**What is required**
Pull every line holding the string "حنبل" from the records below.
━━━━━ Input data ━━━━━
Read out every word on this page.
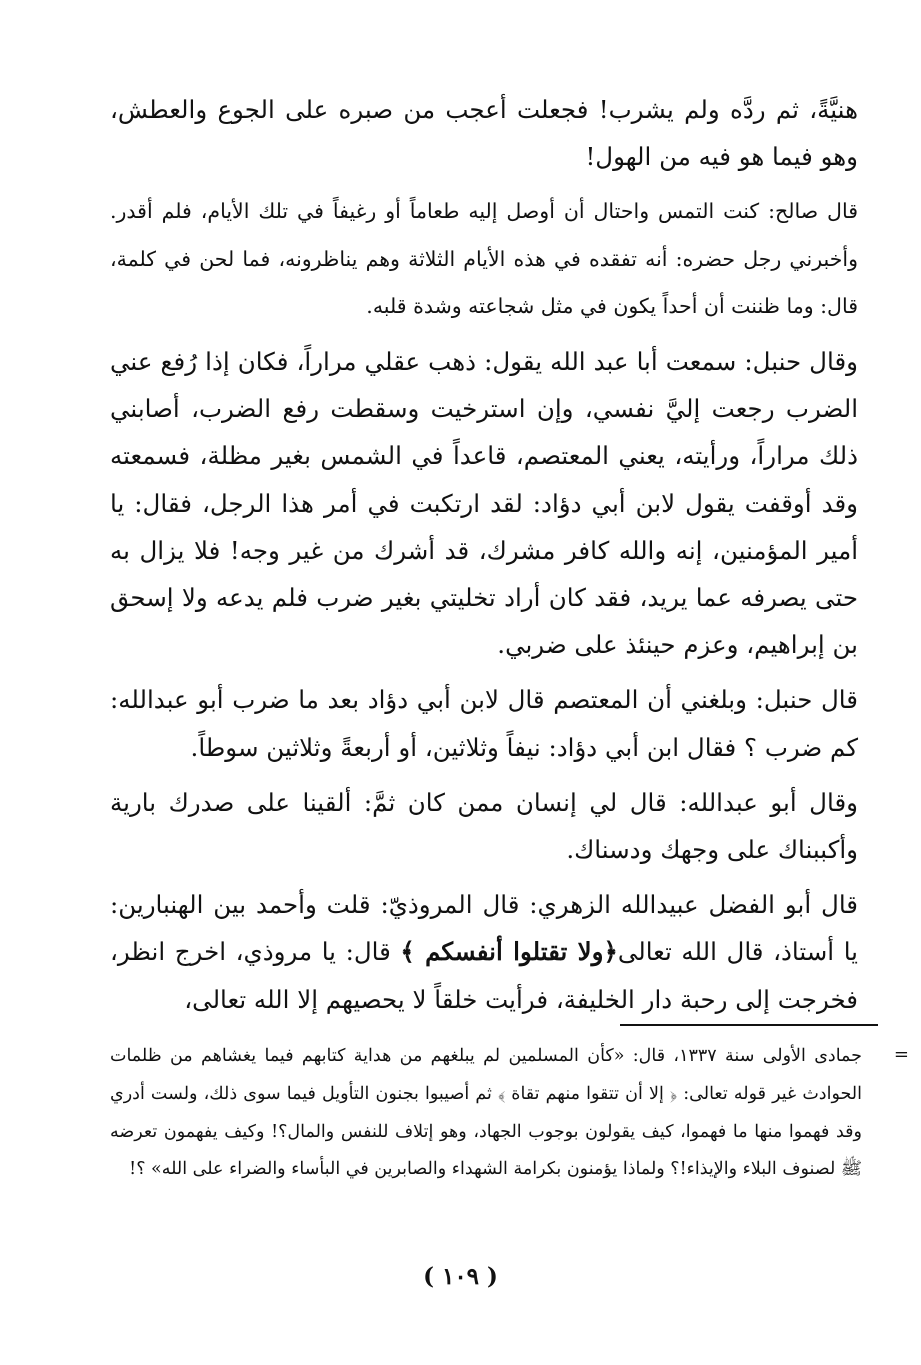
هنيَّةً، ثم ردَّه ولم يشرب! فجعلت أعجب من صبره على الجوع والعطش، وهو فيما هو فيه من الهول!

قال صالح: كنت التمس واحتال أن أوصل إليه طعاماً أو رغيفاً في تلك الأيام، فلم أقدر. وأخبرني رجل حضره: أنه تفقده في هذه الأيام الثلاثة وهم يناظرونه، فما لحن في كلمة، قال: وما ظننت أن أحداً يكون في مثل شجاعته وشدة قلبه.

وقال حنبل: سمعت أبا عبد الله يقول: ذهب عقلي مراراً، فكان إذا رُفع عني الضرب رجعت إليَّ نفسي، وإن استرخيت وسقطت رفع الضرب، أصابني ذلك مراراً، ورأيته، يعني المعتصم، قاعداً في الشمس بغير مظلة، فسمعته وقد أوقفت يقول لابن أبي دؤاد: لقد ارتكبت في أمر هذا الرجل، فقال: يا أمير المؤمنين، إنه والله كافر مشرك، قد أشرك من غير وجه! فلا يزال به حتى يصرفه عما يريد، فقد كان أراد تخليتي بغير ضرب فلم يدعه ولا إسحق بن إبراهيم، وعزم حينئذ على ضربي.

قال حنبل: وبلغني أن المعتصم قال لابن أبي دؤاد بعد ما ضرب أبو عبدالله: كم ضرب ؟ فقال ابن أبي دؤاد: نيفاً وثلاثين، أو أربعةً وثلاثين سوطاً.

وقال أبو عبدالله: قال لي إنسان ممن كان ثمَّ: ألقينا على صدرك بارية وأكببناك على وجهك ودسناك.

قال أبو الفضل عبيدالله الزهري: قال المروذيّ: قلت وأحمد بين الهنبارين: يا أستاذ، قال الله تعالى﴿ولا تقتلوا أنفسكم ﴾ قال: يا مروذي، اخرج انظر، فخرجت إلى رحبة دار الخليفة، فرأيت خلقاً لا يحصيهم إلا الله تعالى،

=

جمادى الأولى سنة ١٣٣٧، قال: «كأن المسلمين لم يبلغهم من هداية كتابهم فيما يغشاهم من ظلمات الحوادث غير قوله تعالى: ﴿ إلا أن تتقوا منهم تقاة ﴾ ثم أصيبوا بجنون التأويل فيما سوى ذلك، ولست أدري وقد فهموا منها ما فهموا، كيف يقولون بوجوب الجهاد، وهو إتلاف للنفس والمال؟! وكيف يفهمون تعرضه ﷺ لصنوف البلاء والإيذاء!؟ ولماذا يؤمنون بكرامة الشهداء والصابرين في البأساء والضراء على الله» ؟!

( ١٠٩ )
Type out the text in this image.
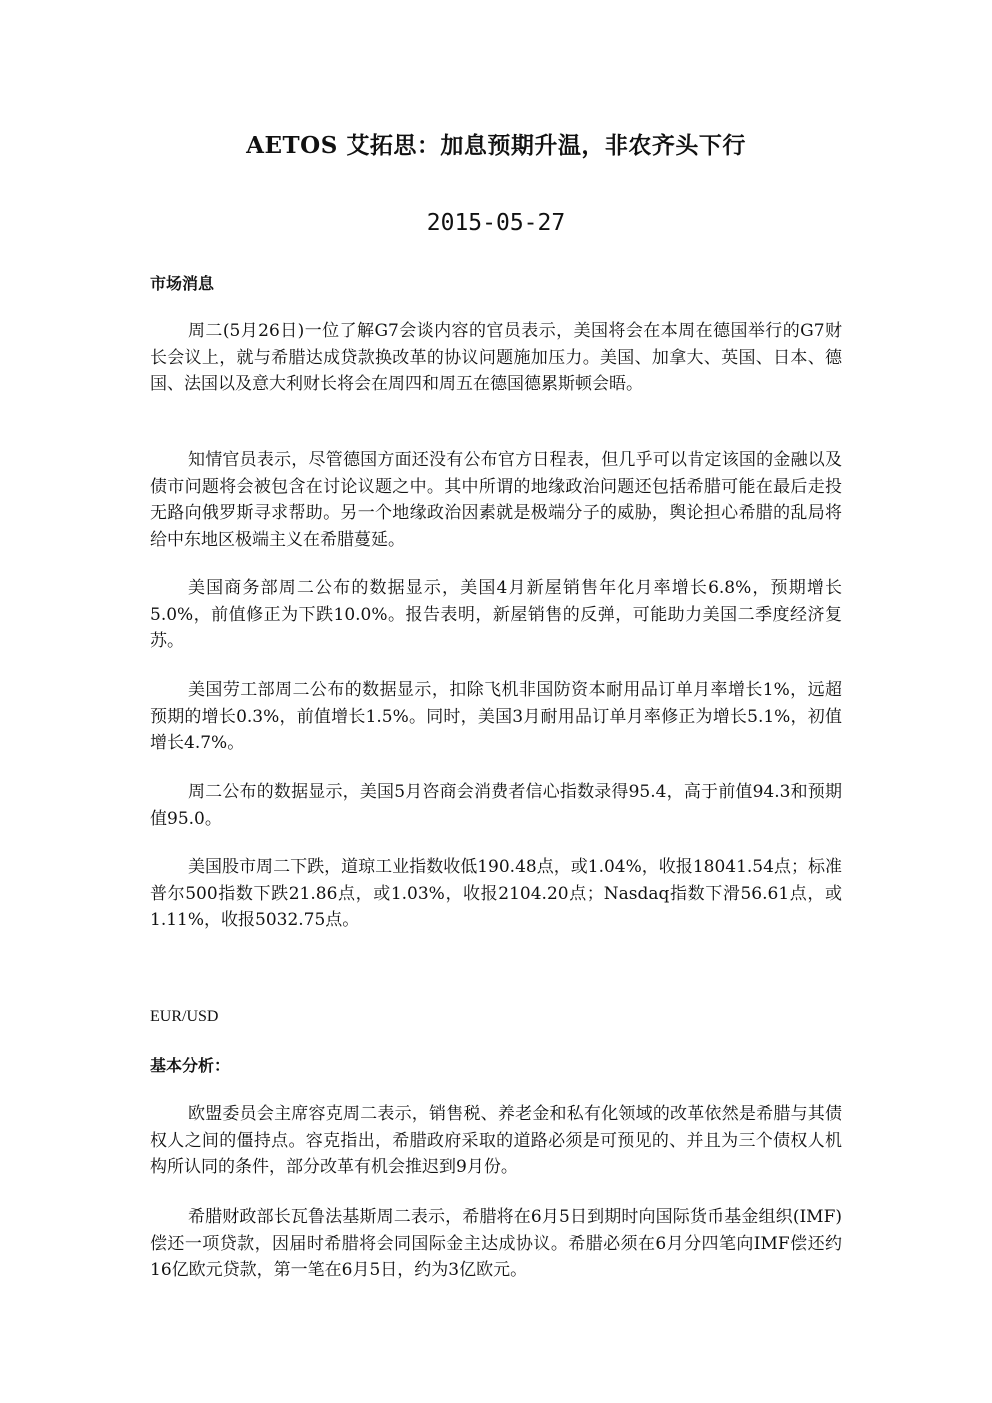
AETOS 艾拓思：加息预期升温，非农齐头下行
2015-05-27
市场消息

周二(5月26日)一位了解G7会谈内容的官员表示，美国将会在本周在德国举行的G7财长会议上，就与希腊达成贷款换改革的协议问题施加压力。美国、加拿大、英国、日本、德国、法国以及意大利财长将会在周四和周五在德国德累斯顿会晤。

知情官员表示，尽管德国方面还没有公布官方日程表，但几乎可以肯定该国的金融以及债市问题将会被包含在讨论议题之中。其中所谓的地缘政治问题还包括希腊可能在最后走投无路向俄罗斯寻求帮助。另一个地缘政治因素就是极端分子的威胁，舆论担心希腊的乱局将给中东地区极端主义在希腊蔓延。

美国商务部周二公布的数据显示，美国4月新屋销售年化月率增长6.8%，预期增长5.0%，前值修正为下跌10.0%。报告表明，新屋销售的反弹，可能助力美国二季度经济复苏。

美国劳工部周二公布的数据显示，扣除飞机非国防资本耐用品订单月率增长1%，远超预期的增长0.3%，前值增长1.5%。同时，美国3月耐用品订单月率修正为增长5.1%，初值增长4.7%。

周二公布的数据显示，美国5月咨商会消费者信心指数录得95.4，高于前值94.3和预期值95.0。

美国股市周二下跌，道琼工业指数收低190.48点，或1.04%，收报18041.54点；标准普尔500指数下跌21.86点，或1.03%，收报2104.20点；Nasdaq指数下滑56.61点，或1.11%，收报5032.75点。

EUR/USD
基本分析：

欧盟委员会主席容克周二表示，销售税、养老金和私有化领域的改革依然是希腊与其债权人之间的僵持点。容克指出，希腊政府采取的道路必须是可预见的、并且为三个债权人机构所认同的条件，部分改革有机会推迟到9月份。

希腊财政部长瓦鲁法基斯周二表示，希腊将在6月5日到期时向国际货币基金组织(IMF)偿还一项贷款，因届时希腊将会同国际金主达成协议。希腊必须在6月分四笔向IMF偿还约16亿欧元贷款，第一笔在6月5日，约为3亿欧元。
━━━━━
━━━━━ Input data ━━━━━
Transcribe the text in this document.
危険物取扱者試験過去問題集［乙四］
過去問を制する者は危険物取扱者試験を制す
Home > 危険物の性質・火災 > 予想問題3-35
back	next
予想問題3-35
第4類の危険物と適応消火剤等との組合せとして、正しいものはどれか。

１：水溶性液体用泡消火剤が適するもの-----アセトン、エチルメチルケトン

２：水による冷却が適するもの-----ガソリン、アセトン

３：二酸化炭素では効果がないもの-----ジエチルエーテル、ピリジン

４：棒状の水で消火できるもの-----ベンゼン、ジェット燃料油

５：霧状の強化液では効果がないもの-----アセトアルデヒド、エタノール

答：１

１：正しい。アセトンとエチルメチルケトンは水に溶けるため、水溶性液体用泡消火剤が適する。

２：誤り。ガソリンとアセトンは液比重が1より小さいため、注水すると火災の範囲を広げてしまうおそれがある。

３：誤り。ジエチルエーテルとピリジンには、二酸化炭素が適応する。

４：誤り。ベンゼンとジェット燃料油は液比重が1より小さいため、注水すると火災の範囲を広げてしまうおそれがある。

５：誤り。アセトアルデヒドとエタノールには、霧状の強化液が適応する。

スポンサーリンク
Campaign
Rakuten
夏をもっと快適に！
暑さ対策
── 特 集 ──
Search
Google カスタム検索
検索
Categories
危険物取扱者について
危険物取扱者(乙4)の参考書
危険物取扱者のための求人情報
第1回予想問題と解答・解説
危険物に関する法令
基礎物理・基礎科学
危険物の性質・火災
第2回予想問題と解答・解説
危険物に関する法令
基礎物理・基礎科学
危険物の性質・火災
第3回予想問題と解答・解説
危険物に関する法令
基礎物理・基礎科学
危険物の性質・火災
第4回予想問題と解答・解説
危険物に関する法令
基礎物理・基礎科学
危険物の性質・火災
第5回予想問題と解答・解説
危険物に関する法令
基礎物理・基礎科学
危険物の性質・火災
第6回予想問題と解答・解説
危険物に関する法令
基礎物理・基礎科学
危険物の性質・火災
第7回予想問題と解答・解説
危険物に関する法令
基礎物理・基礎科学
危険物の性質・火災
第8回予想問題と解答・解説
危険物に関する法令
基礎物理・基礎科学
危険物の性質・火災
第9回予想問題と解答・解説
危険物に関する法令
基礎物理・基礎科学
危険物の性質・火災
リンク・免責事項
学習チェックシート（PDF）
━━━━━
**Full solution**
وقال حنبل: سمعت أبا عبد الله يقول: ذهب عقلي مراراً، فكان إذا رُفع عني الضرب رجعت إليَّ نفسي، وإن استرخيت وسقطت رفع الضرب، أصابني ذلك مراراً، ورأيته، يعني المعتصم، قاعداً في الشمس بغير مظلة، فسمعته وقد أوقفت يقول لابن أبي دؤاد: لقد ارتكبت في أمر هذا الرجل، فقال: يا أمير المؤمنين، إنه والله كافر مشرك، قد أشرك من غير وجه! فلا يزال به حتى يصرفه عما يريد، فقد كان أراد تخليتي بغير ضرب فلم يدعه ولا إسحق بن إبراهيم، وعزم حينئذ على ضربي.
قال حنبل: وبلغني أن المعتصم قال لابن أبي دؤاد بعد ما ضرب أبو عبدالله: كم ضرب ؟ فقال ابن أبي دؤاد: نيفاً وثلاثين، أو أربعةً وثلاثين سوطاً.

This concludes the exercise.